*Task prompt*:
Of the lines in this material, how many contain "into"? Answer with a single number only.
-- START --
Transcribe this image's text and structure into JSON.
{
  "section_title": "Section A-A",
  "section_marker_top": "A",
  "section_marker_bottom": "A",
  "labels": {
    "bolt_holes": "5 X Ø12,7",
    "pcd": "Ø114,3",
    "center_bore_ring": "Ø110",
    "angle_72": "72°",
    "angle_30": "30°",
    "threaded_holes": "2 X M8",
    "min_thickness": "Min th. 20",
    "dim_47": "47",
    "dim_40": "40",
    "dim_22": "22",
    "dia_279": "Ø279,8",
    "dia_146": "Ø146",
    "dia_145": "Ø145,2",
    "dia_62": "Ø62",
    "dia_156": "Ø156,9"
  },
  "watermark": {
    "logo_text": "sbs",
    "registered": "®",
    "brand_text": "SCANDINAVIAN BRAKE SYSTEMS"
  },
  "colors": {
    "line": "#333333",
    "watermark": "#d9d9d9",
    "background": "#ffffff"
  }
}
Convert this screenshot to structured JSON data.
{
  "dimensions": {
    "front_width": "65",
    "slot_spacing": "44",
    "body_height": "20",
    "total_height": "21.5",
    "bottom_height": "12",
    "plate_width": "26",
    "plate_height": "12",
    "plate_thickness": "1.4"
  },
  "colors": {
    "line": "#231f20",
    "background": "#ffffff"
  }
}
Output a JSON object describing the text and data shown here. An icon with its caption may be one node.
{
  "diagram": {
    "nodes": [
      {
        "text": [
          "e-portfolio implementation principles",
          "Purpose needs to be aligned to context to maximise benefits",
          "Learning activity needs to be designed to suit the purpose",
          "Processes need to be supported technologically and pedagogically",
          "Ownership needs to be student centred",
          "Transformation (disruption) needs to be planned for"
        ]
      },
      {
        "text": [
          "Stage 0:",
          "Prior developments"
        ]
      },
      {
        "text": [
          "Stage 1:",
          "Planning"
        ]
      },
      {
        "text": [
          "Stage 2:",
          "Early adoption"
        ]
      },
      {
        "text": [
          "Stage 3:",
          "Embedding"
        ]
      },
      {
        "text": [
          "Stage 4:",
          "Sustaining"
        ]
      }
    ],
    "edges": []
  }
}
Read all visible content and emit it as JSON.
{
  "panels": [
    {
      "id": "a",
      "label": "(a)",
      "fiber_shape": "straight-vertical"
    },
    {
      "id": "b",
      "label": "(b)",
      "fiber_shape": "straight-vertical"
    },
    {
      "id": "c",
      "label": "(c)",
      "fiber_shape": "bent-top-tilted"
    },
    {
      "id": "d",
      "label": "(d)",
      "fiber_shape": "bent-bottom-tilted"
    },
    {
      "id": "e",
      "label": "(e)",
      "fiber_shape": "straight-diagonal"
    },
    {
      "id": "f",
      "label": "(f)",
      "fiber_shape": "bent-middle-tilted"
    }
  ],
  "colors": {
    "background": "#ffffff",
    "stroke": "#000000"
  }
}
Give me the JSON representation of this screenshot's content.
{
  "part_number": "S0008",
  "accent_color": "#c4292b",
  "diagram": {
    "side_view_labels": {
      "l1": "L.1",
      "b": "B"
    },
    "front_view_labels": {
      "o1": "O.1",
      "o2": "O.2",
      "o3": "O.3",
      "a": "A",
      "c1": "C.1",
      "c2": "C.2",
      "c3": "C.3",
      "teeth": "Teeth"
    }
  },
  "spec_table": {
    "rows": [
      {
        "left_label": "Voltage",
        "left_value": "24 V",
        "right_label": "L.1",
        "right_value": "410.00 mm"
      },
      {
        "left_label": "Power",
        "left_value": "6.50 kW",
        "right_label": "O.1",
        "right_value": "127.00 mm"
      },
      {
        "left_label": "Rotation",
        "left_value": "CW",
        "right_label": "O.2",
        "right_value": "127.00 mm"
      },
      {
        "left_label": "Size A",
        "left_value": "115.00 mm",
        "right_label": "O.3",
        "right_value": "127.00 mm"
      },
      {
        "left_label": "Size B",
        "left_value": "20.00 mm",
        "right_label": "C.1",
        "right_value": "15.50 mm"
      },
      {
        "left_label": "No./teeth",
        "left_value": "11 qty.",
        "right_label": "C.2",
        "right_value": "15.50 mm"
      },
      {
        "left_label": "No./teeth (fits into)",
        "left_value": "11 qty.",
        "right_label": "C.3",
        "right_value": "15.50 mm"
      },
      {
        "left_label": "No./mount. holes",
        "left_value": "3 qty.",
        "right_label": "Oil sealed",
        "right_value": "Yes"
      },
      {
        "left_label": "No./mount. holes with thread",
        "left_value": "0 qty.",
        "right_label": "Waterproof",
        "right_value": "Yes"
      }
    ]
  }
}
-- END --
*Answer below*:
2